» TASK OBJECTIVE:
Copy out the records word for word, from the first line through the line containing "top-panel-header: Comparaison X", inclusive.

____ EXERCISE MATERIAL

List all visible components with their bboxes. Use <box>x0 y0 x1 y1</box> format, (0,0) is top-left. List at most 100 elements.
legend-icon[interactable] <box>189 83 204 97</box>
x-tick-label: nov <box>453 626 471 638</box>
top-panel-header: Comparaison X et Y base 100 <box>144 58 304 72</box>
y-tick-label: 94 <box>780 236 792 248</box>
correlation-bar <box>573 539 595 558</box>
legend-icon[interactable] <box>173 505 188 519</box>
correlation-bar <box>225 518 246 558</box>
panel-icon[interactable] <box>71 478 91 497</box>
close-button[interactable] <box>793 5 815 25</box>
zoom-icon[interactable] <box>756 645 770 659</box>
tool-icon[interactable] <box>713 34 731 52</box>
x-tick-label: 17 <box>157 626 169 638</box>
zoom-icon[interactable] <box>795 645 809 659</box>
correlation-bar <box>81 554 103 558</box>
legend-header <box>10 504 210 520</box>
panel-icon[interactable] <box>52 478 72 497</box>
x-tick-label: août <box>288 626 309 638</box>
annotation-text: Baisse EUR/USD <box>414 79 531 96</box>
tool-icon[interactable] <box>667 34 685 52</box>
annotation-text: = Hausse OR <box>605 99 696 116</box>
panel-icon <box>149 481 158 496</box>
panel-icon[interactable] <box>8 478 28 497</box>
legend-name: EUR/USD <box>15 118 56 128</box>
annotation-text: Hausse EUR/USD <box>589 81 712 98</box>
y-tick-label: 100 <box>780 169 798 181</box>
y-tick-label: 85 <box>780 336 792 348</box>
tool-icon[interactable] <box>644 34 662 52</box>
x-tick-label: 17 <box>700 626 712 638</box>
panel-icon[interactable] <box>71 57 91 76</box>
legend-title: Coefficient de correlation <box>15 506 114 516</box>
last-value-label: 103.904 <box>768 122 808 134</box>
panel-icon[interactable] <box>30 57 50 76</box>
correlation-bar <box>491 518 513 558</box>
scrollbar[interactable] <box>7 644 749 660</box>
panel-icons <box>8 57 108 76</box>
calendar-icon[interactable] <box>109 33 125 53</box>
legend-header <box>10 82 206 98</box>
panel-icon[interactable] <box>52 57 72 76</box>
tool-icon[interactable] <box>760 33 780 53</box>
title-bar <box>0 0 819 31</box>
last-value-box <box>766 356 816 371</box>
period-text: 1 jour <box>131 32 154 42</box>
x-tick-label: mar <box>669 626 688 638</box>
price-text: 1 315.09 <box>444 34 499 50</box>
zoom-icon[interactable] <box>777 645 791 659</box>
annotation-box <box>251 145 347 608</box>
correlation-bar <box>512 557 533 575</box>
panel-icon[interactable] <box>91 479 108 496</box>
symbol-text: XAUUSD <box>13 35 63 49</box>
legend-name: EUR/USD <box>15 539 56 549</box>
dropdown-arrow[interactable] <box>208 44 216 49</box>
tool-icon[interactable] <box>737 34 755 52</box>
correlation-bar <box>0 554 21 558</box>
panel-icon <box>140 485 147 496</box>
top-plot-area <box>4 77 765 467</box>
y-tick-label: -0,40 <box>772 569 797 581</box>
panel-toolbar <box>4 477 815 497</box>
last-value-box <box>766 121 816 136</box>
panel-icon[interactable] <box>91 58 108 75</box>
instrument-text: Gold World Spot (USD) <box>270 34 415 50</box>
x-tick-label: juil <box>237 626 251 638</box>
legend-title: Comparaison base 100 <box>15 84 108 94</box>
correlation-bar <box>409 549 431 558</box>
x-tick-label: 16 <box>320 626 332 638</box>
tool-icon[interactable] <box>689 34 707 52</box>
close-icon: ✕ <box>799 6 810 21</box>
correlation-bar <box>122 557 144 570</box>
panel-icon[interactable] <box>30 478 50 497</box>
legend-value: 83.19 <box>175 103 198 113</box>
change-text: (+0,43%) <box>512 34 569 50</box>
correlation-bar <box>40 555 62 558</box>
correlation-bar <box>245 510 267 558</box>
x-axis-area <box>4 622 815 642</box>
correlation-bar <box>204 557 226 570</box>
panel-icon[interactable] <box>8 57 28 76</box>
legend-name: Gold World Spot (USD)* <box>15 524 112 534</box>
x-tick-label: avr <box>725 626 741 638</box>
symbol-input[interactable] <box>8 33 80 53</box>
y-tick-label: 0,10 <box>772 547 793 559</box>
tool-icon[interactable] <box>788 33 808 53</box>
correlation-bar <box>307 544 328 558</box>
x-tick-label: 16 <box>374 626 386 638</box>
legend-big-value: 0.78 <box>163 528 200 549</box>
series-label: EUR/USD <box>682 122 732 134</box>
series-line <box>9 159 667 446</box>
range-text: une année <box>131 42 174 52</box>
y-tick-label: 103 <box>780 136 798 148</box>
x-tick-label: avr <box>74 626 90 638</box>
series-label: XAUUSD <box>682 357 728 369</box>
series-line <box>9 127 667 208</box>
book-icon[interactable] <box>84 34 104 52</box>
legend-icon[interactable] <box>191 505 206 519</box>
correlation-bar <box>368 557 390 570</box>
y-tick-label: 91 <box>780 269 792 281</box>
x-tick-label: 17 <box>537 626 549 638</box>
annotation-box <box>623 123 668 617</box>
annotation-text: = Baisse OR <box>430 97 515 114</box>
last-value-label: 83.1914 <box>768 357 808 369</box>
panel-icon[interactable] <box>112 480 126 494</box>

________

» RESULT OF THE TASK:
List all visible components with their bboxes. Use <box>x0 y0 x1 y1</box> format, (0,0) is top-left. List at most 100 elements.
legend-icon[interactable] <box>189 83 204 97</box>
x-tick-label: nov <box>453 626 471 638</box>
top-panel-header: Comparaison X et Y base 100 <box>144 58 304 72</box>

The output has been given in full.